■ Provided text ■
%%

Thursday, 14 April 2011

Word Processors: A Rant

Note: this was originally going to include a rant about image editors and their general lack of support for adjustment layers, but it got a bit long so I've put that rant into its own post.

This is a semi-rant about word processors, and how so many of them persist in Doing It Wrong. This is going to be a long post…

Wrong?

"What's wrong with the way they work now?" The basic problem is that word processors are too focussed on character-level formatting. To make a block of text into something that looks like a heading, the common approach is to select the text, change its size using the Font Size drop-down on the toolbar, then maybe make it bold too, or use a different font family. If you want to change the look of a paragraph, you'd select it, then change its appearance using the usual controls.

This works for documents with one heading and where all the paragraphs have nothing else between them, but what about more complex text (like this one)? To continue the old way you'd have to go through the entire document changing each paragraph or heading individually; Microsoft Word even has a tool to make this process more efficient: the Format Painter. Here's what the MS Office help page has to say about it:

Say you've written a report in Word. You like the look, especially your headings, which are 14 pt. Bookman Old Style, centered, green, and bold, with a nice subtle shadow.

Fifteen minutes before you're supposed to present the report to the team, your manager asks you to add four new sections to the report. You spend thirteen minutes adding the information, and the next two wishing that you hadn't chosen such complicated formatting for your headings, since you now have to apply it to all the new ones.

%%

■ Work item ■
Copy the rant about word processors starting with "This is a semi-rant" and going on through "the usual controls.", and substitute "ribbon" for "toolbar". The records have no connection to the text above them.

■ Source data ■
%%

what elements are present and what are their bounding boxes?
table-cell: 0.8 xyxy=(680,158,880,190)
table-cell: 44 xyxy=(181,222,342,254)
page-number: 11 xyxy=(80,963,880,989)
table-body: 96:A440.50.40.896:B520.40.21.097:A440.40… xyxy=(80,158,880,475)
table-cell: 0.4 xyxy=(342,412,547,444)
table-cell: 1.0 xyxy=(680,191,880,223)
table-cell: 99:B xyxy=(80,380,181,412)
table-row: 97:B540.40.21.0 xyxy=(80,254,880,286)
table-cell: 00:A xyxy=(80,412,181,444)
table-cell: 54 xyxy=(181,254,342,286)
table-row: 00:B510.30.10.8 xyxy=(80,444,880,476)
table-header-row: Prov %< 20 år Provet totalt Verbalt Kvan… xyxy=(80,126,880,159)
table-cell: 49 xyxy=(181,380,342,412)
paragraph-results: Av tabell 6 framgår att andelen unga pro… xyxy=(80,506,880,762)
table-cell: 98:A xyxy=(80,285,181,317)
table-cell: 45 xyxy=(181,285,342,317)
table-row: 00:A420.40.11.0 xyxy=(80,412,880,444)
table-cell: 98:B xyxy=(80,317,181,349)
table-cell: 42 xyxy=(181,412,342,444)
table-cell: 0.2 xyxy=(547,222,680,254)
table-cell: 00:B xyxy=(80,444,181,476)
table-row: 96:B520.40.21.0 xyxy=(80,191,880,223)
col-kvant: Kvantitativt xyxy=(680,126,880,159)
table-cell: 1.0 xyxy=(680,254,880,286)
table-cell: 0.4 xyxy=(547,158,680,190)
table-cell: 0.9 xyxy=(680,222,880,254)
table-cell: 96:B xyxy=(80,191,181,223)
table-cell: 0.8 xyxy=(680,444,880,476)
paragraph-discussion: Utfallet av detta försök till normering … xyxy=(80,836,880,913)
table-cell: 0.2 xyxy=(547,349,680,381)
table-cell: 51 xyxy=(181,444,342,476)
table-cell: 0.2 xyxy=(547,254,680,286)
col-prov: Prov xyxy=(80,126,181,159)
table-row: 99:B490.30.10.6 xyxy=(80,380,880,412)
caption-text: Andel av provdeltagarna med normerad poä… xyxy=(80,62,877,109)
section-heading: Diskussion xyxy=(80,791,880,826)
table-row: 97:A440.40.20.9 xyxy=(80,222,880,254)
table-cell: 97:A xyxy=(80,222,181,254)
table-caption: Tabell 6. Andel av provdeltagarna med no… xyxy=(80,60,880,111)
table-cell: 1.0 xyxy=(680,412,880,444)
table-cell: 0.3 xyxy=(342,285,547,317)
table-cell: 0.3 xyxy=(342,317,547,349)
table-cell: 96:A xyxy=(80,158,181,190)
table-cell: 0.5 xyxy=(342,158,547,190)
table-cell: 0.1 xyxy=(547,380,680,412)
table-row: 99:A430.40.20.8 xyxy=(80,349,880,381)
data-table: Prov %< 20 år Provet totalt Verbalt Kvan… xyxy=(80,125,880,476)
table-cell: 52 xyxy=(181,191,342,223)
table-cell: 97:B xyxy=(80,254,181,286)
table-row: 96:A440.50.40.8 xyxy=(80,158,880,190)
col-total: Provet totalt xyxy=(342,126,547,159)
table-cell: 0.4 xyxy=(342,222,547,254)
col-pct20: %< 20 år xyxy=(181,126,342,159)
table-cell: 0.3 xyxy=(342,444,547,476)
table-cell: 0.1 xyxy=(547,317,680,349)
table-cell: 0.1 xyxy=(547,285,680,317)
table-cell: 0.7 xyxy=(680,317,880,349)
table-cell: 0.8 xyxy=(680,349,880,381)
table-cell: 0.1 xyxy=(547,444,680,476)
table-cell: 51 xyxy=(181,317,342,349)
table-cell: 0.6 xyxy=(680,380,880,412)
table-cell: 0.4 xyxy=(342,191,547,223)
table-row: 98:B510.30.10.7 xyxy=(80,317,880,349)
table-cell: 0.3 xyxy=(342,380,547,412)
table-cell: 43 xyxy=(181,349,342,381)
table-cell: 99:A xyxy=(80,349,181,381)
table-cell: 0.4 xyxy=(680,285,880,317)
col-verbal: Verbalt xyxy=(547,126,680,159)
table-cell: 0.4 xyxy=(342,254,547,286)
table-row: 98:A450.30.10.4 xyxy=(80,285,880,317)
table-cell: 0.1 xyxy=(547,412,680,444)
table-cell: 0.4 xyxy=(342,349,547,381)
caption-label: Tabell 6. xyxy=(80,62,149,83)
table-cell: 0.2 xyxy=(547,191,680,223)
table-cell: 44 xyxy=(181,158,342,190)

%%

■ Task answer ■
This is a semi-rant about word processors, and how so many of them persist in Doing It Wrong. This is going to be a long post…

Wrong?

"What's wrong with the way they work now?" The basic problem is that word processors are too focussed on character-level formatting. To make a block of text into something that looks like a heading, the common approach is to select the text, change its size using the Font Size drop-down on the ribbon, then maybe make it bold too, or use a different font family. If you want to change the look of a paragraph, you'd select it, then change its appearance using the usual controls.